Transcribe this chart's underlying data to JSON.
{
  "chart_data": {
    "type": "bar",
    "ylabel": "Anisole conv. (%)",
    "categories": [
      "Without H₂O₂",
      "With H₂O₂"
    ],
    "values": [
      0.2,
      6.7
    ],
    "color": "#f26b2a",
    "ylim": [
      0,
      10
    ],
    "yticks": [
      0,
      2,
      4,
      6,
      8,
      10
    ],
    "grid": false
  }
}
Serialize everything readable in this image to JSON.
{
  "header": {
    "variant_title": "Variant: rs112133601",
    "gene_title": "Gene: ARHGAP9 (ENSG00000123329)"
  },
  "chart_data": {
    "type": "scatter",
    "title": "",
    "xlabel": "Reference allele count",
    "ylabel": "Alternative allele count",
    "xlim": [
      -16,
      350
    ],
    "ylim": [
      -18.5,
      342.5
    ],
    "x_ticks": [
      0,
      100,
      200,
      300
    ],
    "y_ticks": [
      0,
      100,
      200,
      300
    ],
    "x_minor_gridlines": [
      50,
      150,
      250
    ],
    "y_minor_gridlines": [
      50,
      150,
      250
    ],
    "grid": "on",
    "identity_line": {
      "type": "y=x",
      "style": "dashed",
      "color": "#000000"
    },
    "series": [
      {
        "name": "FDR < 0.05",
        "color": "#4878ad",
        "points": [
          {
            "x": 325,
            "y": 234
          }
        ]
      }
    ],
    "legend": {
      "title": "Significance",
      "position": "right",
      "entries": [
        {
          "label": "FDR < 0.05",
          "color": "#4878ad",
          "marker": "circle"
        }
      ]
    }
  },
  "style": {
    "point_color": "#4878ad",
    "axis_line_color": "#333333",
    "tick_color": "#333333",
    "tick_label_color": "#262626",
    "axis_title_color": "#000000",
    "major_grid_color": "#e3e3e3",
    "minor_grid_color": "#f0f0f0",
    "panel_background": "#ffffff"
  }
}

○ ○ ○ ○ ○ ○ ○

For the listing above, give the number of lines in which the string "ylabel" occurs, and nothing else.

▶ **Written response**: 2